GIVEN RECORDS
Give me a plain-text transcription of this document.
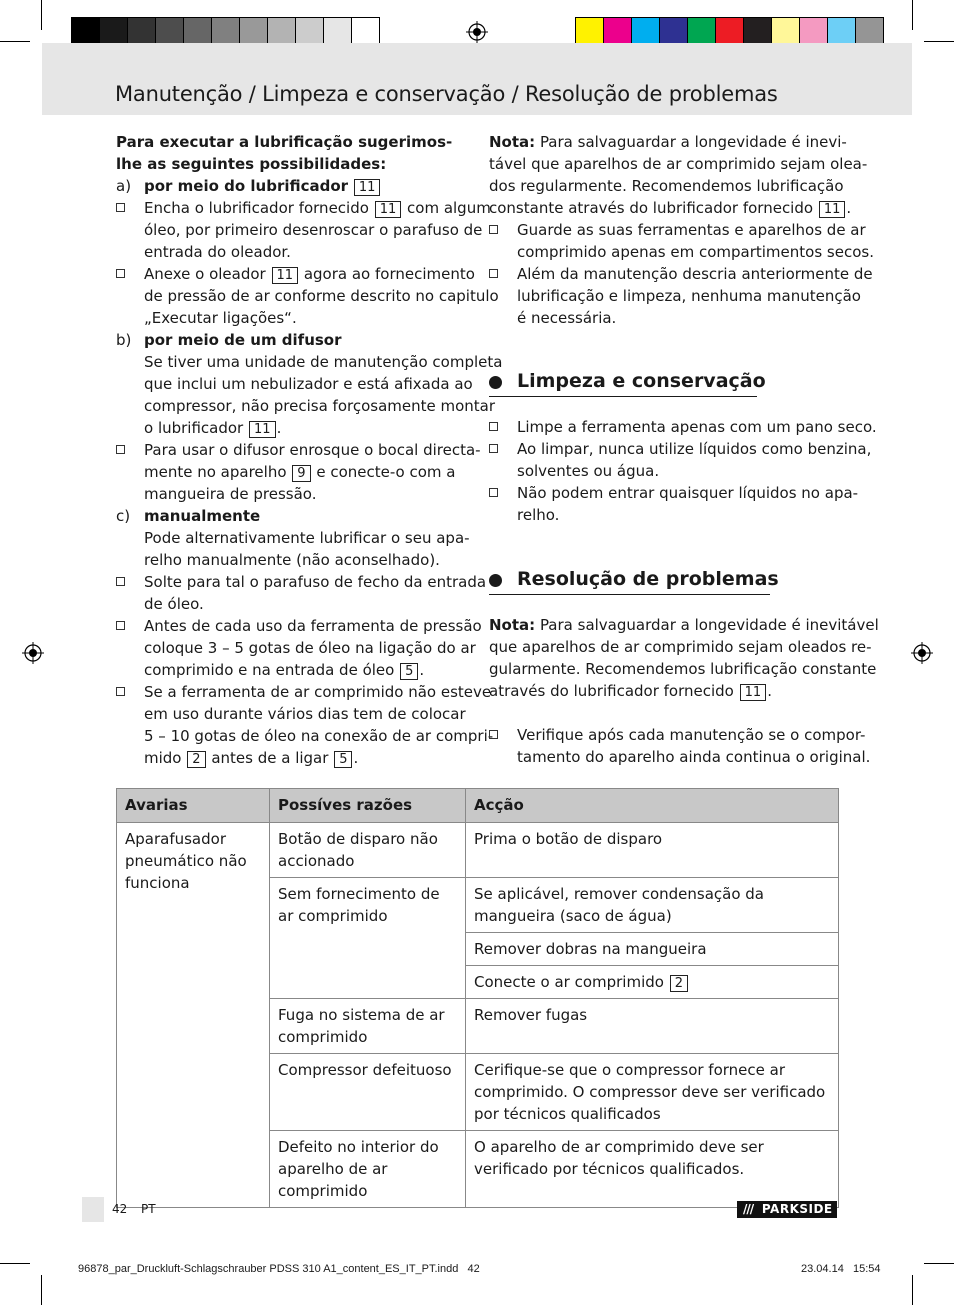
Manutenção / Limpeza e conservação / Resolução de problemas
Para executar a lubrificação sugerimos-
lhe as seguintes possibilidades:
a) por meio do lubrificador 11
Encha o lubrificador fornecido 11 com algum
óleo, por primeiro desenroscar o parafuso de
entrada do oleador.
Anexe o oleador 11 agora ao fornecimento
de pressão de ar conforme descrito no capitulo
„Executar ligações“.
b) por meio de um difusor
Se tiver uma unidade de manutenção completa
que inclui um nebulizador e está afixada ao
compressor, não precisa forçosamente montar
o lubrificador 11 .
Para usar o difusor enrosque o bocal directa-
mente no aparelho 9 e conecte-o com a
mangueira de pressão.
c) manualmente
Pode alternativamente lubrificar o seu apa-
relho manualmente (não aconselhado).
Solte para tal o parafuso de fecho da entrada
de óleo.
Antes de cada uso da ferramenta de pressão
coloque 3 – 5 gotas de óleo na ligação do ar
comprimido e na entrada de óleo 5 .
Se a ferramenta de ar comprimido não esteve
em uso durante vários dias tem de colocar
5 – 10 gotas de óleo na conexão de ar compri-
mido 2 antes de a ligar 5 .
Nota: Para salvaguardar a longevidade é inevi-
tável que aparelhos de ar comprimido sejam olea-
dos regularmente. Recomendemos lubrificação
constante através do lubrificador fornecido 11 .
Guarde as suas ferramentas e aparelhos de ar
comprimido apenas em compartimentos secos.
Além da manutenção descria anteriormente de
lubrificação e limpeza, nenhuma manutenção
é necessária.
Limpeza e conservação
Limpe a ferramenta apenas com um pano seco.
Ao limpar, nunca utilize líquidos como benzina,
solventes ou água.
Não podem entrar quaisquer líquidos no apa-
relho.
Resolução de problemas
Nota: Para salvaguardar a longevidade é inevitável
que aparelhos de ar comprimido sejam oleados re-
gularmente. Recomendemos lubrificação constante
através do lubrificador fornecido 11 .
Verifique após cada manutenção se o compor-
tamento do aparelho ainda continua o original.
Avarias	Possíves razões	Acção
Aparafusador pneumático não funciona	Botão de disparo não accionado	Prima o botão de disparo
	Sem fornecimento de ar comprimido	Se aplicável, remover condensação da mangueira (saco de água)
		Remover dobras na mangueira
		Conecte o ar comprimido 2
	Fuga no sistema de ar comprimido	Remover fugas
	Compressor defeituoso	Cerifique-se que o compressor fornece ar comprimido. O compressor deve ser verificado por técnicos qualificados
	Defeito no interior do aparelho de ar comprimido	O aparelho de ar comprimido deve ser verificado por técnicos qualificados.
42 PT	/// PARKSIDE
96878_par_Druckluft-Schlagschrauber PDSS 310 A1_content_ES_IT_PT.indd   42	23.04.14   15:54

...

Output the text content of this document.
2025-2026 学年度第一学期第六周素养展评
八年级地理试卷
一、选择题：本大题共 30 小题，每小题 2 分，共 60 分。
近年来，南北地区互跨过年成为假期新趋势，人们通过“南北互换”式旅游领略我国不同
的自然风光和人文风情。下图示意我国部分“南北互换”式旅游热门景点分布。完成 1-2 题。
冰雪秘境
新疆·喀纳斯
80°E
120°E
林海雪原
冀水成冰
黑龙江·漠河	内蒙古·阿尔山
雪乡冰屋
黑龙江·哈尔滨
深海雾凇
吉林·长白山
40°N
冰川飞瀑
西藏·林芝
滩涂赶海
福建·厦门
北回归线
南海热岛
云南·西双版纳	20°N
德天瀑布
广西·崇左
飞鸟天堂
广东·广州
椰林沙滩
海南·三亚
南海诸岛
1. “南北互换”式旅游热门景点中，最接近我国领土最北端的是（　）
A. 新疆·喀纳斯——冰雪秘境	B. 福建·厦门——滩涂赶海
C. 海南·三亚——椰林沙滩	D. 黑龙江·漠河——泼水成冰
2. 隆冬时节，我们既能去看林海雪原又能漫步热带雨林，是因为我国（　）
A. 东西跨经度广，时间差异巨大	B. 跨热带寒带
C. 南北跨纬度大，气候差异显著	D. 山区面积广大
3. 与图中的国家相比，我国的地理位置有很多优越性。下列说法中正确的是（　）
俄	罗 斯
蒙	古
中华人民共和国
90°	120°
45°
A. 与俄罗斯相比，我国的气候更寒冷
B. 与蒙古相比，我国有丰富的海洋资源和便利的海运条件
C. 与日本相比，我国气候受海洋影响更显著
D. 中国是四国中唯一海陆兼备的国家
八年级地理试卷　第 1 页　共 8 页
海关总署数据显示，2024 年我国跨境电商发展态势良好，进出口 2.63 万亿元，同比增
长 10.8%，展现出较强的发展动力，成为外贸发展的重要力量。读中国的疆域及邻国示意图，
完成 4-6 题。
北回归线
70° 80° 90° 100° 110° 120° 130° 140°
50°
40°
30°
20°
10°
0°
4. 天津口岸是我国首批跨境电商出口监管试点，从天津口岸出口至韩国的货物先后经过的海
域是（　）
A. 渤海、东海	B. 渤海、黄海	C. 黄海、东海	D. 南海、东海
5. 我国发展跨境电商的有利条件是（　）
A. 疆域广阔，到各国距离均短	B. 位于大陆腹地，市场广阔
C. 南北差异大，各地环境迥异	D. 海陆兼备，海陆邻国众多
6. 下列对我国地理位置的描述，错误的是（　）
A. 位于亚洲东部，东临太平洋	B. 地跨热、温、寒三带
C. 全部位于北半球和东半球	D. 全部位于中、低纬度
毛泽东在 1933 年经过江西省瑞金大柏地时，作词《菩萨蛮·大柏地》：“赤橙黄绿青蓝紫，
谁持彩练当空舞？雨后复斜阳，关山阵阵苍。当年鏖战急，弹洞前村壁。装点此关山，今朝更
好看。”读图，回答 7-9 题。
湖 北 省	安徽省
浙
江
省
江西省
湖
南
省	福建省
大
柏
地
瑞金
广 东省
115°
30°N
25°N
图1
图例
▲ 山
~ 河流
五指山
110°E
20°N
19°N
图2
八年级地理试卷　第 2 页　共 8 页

SET EXERCISE
Look through the data and show every line containing "this".

THE COMPLETED TASK
Give me a plain-text transcription of this document.
Output the text content of this document.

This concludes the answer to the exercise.